> _Short problem 1_:
Using the passage on intranet features, answer each question:
(a) What do workspaces centralize, according to the passage?
(b) What are content expiration dates meant to prevent?
(c) Which teams especially depend on a well-designed employee directory?

==== Provided text

A lot of platforms can check the box on basic features. What you want to understand is how deep the functionality goes — because the difference between a checkbox and a real capability becomes very clear six months after launch. Explore the full Axero platform to see what deep functionality actually looks like.

Dynamic Workspaces

Workspaces are dedicated digital areas that centralize messages, people, and files for a specific team or project. Your sales team needs a space for competitive intelligence. Your leadership team needs a private space for confidential discussions. A digital workplace should give every team a real hub — not a static folder with links in it.

Intelligent Knowledge Management and AI Search

Disorganized shared drives are one of the most consistent productivity killers in any organization, regardless of industry or size. A strong knowledge management system combines version-controlled wikis and knowledge bases, document repositories, and intelligent search that works across your entire intranet — not just page titles.

AI search and intelligent knowledge discovery should surface results across integrated tools instantly. The goal is to make your intranet the internal Google for your organization — so employees stop asking each other where things are and start finding them.

Frictionless Content Publishing

Internal Comms teams need to be able to build and publish pages without IT involvement. Look for drag-and-drop page builders, support for embedded video and rich layouts, content expiration dates to prevent knowledge graveyards, and automated approval workflows. If your Comms team needs a developer to update the homepage, they’ll stop trying to keep it current.

Employee Directory and Org Chart

Remote and distributed teams especially depend on a well-designed employee directory. Modern profiles should go beyond job titles — skills, interests, reporting structures, and team context all help people understand who does what and how to work together. An org chart that’s actually maintained makes a measurable difference in how connected your workforce feels.

Employee Recognition and Engagement Tools

Badges, kudos, recognition challenges, polls, and surveys aren’t nice-to-haves — they’re how employee engagement shows up in a digital workplace. Recognition tools that let team members publicly highlight good work reinforce the behaviors you want and give employees a reason to engage with the platform beyond just finding documents. This is ultimately how a strong workplace culture takes root digitally.

========
==== Provided records

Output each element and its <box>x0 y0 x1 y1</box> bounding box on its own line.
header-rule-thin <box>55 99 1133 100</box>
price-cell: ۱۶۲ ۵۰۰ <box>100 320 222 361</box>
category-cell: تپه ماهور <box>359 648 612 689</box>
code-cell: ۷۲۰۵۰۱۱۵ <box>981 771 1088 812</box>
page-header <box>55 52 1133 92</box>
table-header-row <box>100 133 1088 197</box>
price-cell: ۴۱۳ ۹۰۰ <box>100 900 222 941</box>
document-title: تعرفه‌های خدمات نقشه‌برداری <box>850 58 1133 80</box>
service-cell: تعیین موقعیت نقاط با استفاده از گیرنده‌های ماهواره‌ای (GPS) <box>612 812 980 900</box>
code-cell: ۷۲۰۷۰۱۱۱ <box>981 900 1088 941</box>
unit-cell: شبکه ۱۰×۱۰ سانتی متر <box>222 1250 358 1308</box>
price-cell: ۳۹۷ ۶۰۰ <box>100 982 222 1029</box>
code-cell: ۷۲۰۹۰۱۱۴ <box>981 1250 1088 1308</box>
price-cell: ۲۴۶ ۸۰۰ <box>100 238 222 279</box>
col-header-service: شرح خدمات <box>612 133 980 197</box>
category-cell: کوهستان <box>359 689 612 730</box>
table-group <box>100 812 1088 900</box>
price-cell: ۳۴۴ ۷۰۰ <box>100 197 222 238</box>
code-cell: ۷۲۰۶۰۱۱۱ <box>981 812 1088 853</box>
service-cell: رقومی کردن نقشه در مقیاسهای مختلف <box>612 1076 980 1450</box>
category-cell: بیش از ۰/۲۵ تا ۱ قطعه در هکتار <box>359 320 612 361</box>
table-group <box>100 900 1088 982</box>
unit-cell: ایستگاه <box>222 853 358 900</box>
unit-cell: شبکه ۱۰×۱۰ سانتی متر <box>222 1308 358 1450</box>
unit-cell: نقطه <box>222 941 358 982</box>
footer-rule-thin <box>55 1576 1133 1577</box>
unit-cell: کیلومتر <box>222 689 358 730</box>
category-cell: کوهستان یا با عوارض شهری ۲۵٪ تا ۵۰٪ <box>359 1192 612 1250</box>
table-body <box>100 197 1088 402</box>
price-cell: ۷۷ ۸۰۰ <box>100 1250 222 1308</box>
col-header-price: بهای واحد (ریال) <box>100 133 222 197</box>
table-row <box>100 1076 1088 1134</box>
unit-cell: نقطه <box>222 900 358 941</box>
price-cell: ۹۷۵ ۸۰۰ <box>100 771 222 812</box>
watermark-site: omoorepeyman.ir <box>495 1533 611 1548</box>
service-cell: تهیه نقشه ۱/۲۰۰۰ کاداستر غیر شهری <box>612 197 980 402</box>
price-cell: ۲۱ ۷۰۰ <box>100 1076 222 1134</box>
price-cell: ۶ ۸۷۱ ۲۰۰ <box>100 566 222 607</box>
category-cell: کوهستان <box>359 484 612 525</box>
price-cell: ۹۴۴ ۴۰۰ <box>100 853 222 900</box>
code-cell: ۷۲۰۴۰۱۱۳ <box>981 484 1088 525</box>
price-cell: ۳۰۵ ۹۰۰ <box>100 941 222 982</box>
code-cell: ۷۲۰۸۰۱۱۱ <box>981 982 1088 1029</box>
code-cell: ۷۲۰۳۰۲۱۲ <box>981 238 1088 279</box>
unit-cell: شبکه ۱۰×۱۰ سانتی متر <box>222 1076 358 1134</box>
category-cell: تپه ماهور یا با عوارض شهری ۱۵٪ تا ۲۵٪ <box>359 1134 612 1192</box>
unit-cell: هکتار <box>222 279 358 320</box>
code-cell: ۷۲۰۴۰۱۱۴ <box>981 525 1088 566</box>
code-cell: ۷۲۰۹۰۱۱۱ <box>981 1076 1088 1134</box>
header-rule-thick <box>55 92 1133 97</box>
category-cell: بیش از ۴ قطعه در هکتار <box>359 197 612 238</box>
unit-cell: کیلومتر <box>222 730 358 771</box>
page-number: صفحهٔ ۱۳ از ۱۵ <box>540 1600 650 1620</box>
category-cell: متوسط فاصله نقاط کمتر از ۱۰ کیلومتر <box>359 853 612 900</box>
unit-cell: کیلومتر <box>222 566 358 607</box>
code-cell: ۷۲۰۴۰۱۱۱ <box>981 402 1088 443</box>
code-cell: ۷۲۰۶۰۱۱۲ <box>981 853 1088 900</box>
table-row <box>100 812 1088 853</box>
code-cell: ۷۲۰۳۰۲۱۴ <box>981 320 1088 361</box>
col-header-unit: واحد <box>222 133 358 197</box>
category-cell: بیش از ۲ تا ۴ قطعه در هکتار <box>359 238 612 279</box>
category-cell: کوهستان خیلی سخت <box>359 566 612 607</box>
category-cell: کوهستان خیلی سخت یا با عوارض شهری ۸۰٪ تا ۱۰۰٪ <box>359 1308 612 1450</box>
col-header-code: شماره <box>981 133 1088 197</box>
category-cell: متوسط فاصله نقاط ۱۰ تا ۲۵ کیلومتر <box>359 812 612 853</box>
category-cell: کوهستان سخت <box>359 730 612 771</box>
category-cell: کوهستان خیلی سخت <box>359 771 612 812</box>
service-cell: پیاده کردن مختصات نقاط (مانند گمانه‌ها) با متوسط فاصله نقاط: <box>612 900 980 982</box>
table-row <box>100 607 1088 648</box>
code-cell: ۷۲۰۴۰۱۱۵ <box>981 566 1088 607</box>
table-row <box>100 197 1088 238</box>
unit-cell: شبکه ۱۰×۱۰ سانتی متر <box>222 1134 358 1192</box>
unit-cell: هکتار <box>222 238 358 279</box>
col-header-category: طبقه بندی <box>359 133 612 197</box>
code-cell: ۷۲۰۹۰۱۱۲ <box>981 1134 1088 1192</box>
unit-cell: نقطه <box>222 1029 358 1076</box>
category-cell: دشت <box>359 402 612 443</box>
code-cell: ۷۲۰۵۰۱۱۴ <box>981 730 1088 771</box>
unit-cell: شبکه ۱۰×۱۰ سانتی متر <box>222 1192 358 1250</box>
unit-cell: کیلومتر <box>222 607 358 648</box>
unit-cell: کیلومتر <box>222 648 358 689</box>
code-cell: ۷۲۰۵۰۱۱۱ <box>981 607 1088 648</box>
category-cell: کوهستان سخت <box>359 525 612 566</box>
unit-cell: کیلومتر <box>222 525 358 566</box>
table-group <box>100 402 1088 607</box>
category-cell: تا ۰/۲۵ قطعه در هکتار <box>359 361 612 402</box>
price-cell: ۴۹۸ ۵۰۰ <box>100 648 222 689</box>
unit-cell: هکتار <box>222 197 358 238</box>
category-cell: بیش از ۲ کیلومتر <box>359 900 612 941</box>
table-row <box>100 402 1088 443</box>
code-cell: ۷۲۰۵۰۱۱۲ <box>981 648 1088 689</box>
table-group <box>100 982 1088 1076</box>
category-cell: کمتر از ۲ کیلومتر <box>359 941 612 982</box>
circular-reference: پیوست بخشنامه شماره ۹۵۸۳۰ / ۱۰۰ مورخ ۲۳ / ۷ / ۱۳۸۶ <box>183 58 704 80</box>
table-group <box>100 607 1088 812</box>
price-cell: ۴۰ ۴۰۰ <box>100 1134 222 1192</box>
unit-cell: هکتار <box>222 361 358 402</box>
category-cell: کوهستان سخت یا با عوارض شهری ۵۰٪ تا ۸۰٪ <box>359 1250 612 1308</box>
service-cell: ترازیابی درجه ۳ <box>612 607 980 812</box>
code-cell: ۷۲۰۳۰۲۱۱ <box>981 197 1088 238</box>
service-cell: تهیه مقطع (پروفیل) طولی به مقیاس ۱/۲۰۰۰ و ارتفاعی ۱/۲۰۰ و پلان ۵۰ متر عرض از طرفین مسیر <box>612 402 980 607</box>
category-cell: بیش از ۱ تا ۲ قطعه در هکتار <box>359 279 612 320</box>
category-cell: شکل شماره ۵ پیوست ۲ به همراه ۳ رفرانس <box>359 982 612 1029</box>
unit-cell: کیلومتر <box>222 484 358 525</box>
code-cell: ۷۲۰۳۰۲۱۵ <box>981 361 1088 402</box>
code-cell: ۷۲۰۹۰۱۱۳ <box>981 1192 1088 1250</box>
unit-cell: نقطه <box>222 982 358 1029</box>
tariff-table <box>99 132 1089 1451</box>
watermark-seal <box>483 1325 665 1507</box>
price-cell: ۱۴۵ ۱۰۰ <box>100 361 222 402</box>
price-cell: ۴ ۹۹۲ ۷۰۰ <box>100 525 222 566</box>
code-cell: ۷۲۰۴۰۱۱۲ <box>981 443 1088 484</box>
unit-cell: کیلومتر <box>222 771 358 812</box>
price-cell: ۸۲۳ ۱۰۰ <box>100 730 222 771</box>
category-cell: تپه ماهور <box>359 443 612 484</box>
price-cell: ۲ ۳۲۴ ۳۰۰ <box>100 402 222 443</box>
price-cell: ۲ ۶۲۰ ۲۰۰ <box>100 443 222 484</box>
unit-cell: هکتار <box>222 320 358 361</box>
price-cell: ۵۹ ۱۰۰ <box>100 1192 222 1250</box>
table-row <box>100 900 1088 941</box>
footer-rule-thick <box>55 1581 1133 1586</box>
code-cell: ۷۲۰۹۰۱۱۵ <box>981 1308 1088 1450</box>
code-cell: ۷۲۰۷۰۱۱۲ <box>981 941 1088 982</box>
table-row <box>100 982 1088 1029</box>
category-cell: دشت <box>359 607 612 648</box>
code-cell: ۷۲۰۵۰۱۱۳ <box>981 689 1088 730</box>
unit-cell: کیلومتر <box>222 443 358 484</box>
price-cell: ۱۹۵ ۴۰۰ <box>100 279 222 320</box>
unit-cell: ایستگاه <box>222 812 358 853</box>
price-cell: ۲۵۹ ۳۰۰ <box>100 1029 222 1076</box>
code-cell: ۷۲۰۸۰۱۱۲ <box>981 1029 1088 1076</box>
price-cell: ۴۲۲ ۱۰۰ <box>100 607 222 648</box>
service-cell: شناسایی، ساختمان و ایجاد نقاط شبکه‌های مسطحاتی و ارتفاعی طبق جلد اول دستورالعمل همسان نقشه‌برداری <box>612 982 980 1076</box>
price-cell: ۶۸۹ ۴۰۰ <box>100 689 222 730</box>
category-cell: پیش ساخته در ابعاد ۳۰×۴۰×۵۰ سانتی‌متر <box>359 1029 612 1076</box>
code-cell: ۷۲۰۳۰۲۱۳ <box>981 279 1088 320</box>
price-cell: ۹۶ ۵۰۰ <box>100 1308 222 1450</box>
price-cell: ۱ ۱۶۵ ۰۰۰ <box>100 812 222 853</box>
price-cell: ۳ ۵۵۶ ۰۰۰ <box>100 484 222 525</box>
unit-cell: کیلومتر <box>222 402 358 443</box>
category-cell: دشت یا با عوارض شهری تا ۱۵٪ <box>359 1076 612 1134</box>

========

> _Short problem 2_: Reproduce the records verbatim, beginning at their first line and stopping after the line that contains "document-title: تعرفه‌های خدمات".

> _Final answer 1_:
(a) Messages, people, and files for a specific team or project.
(b) Knowledge graveyards.
(c) Remote and distributed teams.

> _Final answer 2_:
Output each element and its <box>x0 y0 x1 y1</box> bounding box on its own line.
header-rule-thin <box>55 99 1133 100</box>
price-cell: ۱۶۲ ۵۰۰ <box>100 320 222 361</box>
category-cell: تپه ماهور <box>359 648 612 689</box>
code-cell: ۷۲۰۵۰۱۱۵ <box>981 771 1088 812</box>
page-header <box>55 52 1133 92</box>
table-header-row <box>100 133 1088 197</box>
price-cell: ۴۱۳ ۹۰۰ <box>100 900 222 941</box>
document-title: تعرفه‌های خدمات نقشه‌برداری <box>850 58 1133 80</box>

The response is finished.